PROBLEM STATEMENT:
Pictures stay out of your copy, but everything else in the records below must be repeated exactly.

Collected data entries

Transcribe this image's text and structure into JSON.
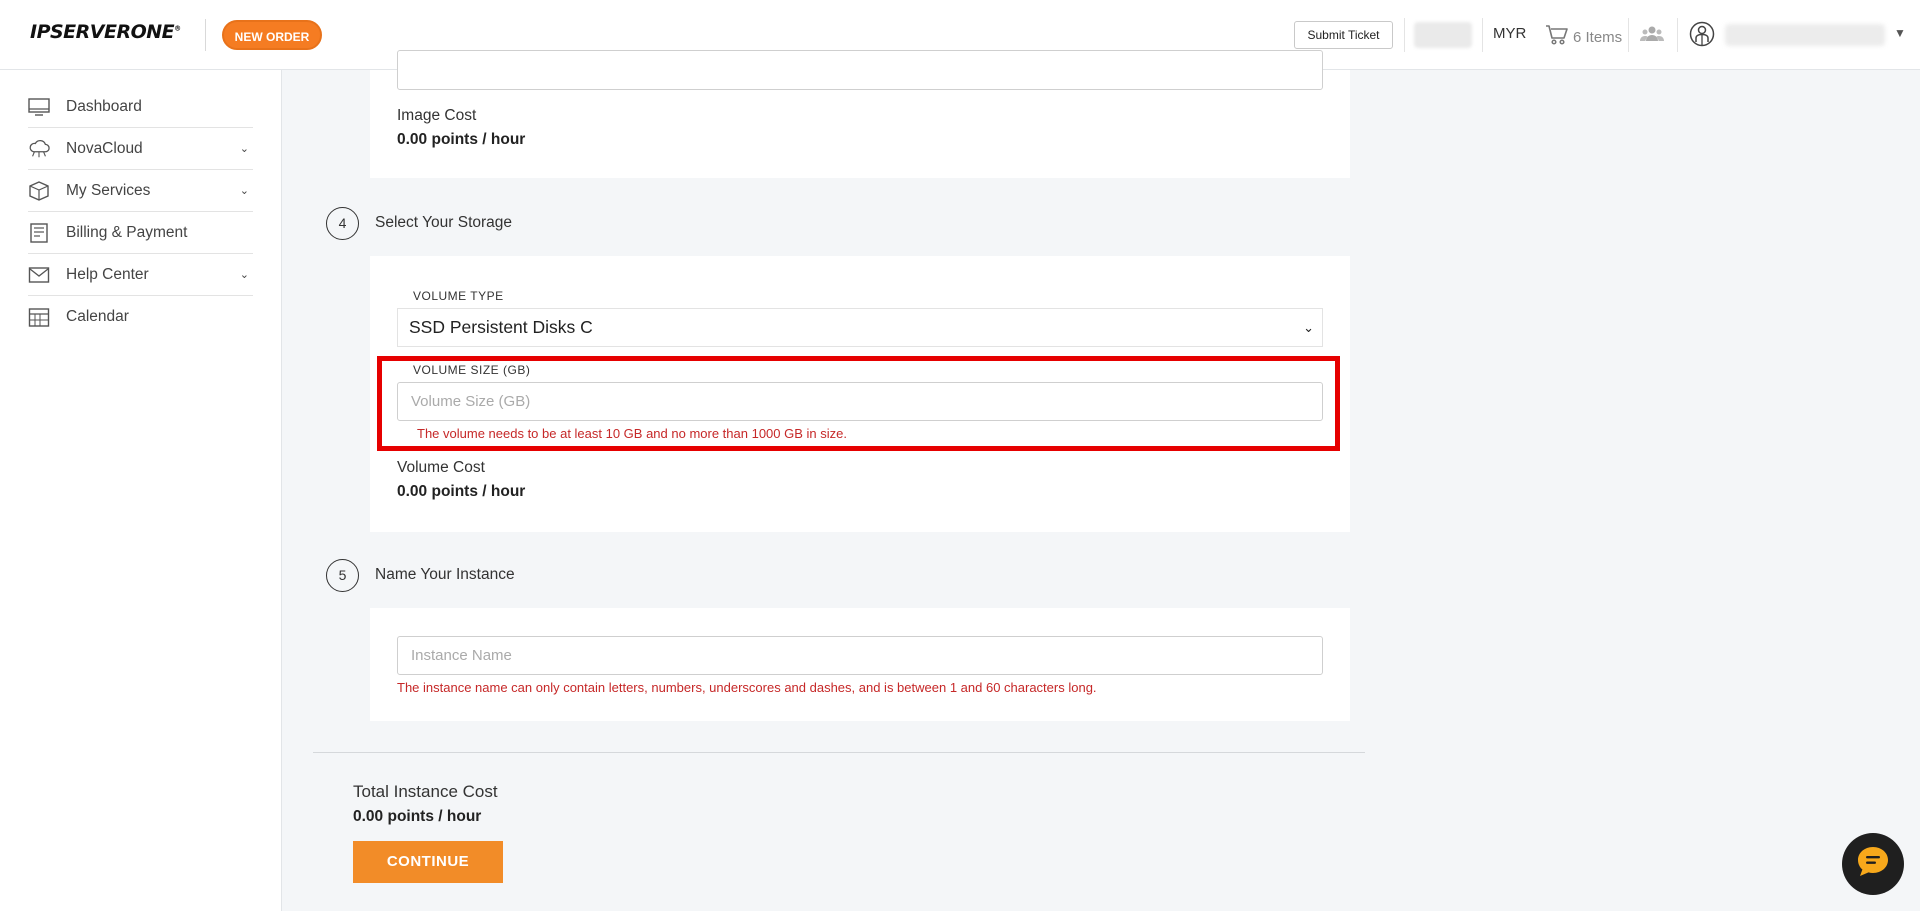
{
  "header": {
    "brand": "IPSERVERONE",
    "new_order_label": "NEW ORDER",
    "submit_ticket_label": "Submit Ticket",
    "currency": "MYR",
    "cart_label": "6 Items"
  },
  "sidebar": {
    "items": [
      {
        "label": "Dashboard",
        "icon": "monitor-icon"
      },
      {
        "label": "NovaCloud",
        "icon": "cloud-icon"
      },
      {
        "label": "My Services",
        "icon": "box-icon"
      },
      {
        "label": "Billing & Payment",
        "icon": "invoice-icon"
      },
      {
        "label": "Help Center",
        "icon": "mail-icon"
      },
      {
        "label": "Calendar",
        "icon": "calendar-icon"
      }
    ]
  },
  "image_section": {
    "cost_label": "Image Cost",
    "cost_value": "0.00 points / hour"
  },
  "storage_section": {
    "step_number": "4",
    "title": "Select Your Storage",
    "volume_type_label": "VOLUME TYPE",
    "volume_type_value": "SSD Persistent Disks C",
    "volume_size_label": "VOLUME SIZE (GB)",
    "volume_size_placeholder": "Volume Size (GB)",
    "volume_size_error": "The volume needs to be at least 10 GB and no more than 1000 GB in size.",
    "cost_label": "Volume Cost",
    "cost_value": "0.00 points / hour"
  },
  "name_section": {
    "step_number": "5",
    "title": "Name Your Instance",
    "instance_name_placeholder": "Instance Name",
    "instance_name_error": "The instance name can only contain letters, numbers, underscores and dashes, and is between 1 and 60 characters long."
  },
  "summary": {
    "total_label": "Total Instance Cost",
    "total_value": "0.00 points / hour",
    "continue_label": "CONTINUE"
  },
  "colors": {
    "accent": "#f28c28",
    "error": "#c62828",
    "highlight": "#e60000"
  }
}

EXERCISE RESULT:
Transcribe this image's text and structure into JSON.
{
  "header": {
    "brand": "IPSERVERONE",
    "new_order_label": "NEW ORDER",
    "submit_ticket_label": "Submit Ticket",
    "currency": "MYR",
    "cart_label": "6 Items"
  },
  "sidebar": {
    "items": [
      {
        "label": "Dashboard",
        "icon": "monitor-icon"
      },
      {
        "label": "NovaCloud",
        "icon": "cloud-icon"
      },
      {
        "label": "My Services",
        "icon": "box-icon"
      },
      {
        "label": "Billing & Payment",
        "icon": "invoice-icon"
      },
      {
        "label": "Help Center",
        "icon": "mail-icon"
      },
      {
        "label": "Calendar",
        "icon": "calendar-icon"
      }
    ]
  },
  "image_section": {
    "cost_label": "Image Cost",
    "cost_value": "0.00 points / hour"
  },
  "storage_section": {
    "step_number": "4",
    "title": "Select Your Storage",
    "volume_type_label": "VOLUME TYPE",
    "volume_type_value": "SSD Persistent Disks C",
    "volume_size_label": "VOLUME SIZE (GB)",
    "volume_size_placeholder": "Volume Size (GB)",
    "volume_size_error": "The volume needs to be at least 10 GB and no more than 1000 GB in size.",
    "cost_label": "Volume Cost",
    "cost_value": "0.00 points / hour"
  },
  "name_section": {
    "step_number": "5",
    "title": "Name Your Instance",
    "instance_name_placeholder": "Instance Name",
    "instance_name_error": "The instance name can only contain letters, numbers, underscores and dashes, and is between 1 and 60 characters long."
  },
  "summary": {
    "total_label": "Total Instance Cost",
    "total_value": "0.00 points / hour",
    "continue_label": "CONTINUE"
  },
  "colors": {
    "accent": "#f28c28",
    "error": "#c62828",
    "highlight": "#e60000"
  }
}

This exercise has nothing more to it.